● STORED ROWS
----------

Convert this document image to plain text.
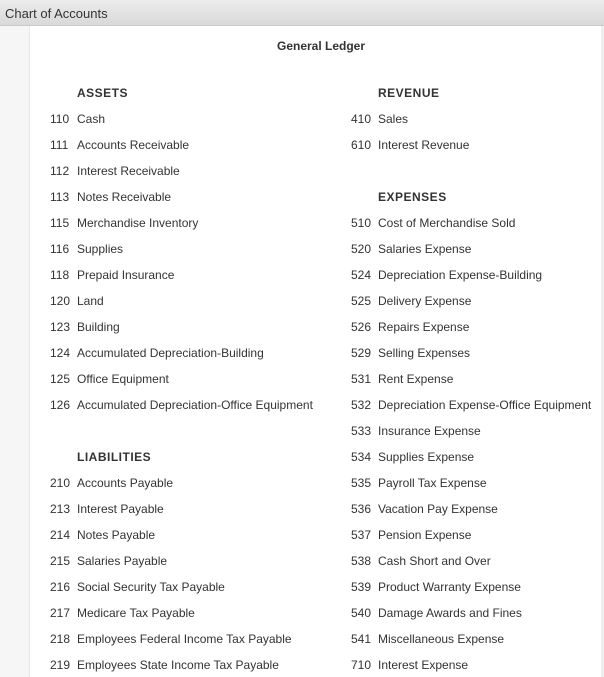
Chart of Accounts
General Ledger
ASSETS
110 Cash
111 Accounts Receivable
112 Interest Receivable
113 Notes Receivable
115 Merchandise Inventory
116 Supplies
118 Prepaid Insurance
120 Land
123 Building
124 Accumulated Depreciation-Building
125 Office Equipment
126 Accumulated Depreciation-Office Equipment
LIABILITIES
210 Accounts Payable
213 Interest Payable
214 Notes Payable
215 Salaries Payable
216 Social Security Tax Payable
217 Medicare Tax Payable
218 Employees Federal Income Tax Payable
219 Employees State Income Tax Payable
REVENUE
410 Sales
610 Interest Revenue
EXPENSES
510 Cost of Merchandise Sold
520 Salaries Expense
524 Depreciation Expense-Building
525 Delivery Expense
526 Repairs Expense
529 Selling Expenses
531 Rent Expense
532 Depreciation Expense-Office Equipment
533 Insurance Expense
534 Supplies Expense
535 Payroll Tax Expense
536 Vacation Pay Expense
537 Pension Expense
538 Cash Short and Over
539 Product Warranty Expense
540 Damage Awards and Fines
541 Miscellaneous Expense
710 Interest Expense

----------

● GIVEN TASK
Without including any pictures, reproduce the listing exactly.

● REPLY TO THE EXERCISE
Convert this document image to plain text.
Chart of Accounts
General Ledger
ASSETS
110 Cash
111 Accounts Receivable
112 Interest Receivable
113 Notes Receivable
115 Merchandise Inventory
116 Supplies
118 Prepaid Insurance
120 Land
123 Building
124 Accumulated Depreciation-Building
125 Office Equipment
126 Accumulated Depreciation-Office Equipment
LIABILITIES
210 Accounts Payable
213 Interest Payable
214 Notes Payable
215 Salaries Payable
216 Social Security Tax Payable
217 Medicare Tax Payable
218 Employees Federal Income Tax Payable
219 Employees State Income Tax Payable
REVENUE
410 Sales
610 Interest Revenue
EXPENSES
510 Cost of Merchandise Sold
520 Salaries Expense
524 Depreciation Expense-Building
525 Delivery Expense
526 Repairs Expense
529 Selling Expenses
531 Rent Expense
532 Depreciation Expense-Office Equipment
533 Insurance Expense
534 Supplies Expense
535 Payroll Tax Expense
536 Vacation Pay Expense
537 Pension Expense
538 Cash Short and Over
539 Product Warranty Expense
540 Damage Awards and Fines
541 Miscellaneous Expense
710 Interest Expense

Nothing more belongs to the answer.